* TASK OBJECTIVE *
Could you print all the entries exactly?

________

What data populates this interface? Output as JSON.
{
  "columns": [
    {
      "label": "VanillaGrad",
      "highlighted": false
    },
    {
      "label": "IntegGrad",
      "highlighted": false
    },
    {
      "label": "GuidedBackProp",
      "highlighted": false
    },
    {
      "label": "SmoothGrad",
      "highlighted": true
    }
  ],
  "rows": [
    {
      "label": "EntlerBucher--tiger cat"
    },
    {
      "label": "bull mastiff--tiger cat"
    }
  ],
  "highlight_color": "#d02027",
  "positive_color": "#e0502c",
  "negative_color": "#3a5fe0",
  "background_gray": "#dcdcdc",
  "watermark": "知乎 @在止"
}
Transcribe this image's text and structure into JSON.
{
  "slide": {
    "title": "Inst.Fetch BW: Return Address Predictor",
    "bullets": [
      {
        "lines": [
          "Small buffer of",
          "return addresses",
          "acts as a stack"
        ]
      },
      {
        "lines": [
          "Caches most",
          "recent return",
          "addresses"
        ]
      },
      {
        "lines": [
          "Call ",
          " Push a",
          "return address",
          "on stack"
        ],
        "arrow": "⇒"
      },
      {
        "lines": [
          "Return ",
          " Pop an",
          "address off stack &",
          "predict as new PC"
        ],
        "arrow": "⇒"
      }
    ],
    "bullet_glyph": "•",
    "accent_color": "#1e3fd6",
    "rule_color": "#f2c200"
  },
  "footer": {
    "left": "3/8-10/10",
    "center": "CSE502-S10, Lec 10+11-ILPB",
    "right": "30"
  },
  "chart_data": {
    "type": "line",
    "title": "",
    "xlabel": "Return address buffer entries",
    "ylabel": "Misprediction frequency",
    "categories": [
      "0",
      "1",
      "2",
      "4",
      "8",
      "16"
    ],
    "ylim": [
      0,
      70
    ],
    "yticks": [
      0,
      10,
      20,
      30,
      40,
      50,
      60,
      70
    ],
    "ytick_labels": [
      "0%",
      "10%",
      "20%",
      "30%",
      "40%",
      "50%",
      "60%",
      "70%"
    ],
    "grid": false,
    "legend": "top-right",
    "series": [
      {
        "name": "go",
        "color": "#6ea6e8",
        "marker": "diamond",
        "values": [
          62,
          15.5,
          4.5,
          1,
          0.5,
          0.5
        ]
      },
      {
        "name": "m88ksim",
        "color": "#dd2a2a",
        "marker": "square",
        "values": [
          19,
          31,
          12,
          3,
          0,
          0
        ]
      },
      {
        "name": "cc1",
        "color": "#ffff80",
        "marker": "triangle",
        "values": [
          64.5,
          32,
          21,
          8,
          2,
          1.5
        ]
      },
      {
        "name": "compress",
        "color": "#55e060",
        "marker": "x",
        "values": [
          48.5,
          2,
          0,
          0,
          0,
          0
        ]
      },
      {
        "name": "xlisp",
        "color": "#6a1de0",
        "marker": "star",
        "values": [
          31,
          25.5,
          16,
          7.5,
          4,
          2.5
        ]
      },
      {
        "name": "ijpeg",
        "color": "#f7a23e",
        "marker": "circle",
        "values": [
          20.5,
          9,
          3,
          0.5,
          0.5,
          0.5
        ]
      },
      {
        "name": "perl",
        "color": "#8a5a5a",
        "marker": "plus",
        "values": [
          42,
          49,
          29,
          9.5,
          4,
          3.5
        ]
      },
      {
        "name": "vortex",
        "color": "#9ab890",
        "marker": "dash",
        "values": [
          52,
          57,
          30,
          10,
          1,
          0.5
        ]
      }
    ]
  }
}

________

* TASK OUTPUT *
What data populates this interface? Output as JSON.
{
  "columns": [
    {
      "label": "VanillaGrad",
      "highlighted": false
    },
    {
      "label": "IntegGrad",
      "highlighted": false
    },
    {
      "label": "GuidedBackProp",
      "highlighted": false
    },
    {
      "label": "SmoothGrad",
      "highlighted": true
    }
  ],
  "rows": [
    {
      "label": "EntlerBucher--tiger cat"
    },
    {
      "label": "bull mastiff--tiger cat"
    }
  ],
  "highlight_color": "#d02027",
  "positive_color": "#e0502c",
  "negative_color": "#3a5fe0",
  "background_gray": "#dcdcdc",
  "watermark": "知乎 @在止"
}
Transcribe this image's text and structure into JSON.
{
  "slide": {
    "title": "Inst.Fetch BW: Return Address Predictor",
    "bullets": [
      {
        "lines": [
          "Small buffer of",
          "return addresses",
          "acts as a stack"
        ]
      },
      {
        "lines": [
          "Caches most",
          "recent return",
          "addresses"
        ]
      },
      {
        "lines": [
          "Call ",
          " Push a",
          "return address",
          "on stack"
        ],
        "arrow": "⇒"
      },
      {
        "lines": [
          "Return ",
          " Pop an",
          "address off stack &",
          "predict as new PC"
        ],
        "arrow": "⇒"
      }
    ],
    "bullet_glyph": "•",
    "accent_color": "#1e3fd6",
    "rule_color": "#f2c200"
  },
  "footer": {
    "left": "3/8-10/10",
    "center": "CSE502-S10, Lec 10+11-ILPB",
    "right": "30"
  },
  "chart_data": {
    "type": "line",
    "title": "",
    "xlabel": "Return address buffer entries",
    "ylabel": "Misprediction frequency",
    "categories": [
      "0",
      "1",
      "2",
      "4",
      "8",
      "16"
    ],
    "ylim": [
      0,
      70
    ],
    "yticks": [
      0,
      10,
      20,
      30,
      40,
      50,
      60,
      70
    ],
    "ytick_labels": [
      "0%",
      "10%",
      "20%",
      "30%",
      "40%",
      "50%",
      "60%",
      "70%"
    ],
    "grid": false,
    "legend": "top-right",
    "series": [
      {
        "name": "go",
        "color": "#6ea6e8",
        "marker": "diamond",
        "values": [
          62,
          15.5,
          4.5,
          1,
          0.5,
          0.5
        ]
      },
      {
        "name": "m88ksim",
        "color": "#dd2a2a",
        "marker": "square",
        "values": [
          19,
          31,
          12,
          3,
          0,
          0
        ]
      },
      {
        "name": "cc1",
        "color": "#ffff80",
        "marker": "triangle",
        "values": [
          64.5,
          32,
          21,
          8,
          2,
          1.5
        ]
      },
      {
        "name": "compress",
        "color": "#55e060",
        "marker": "x",
        "values": [
          48.5,
          2,
          0,
          0,
          0,
          0
        ]
      },
      {
        "name": "xlisp",
        "color": "#6a1de0",
        "marker": "star",
        "values": [
          31,
          25.5,
          16,
          7.5,
          4,
          2.5
        ]
      },
      {
        "name": "ijpeg",
        "color": "#f7a23e",
        "marker": "circle",
        "values": [
          20.5,
          9,
          3,
          0.5,
          0.5,
          0.5
        ]
      },
      {
        "name": "perl",
        "color": "#8a5a5a",
        "marker": "plus",
        "values": [
          42,
          49,
          29,
          9.5,
          4,
          3.5
        ]
      },
      {
        "name": "vortex",
        "color": "#9ab890",
        "marker": "dash",
        "values": [
          52,
          57,
          30,
          10,
          1,
          0.5
        ]
      }
    ]
  }
}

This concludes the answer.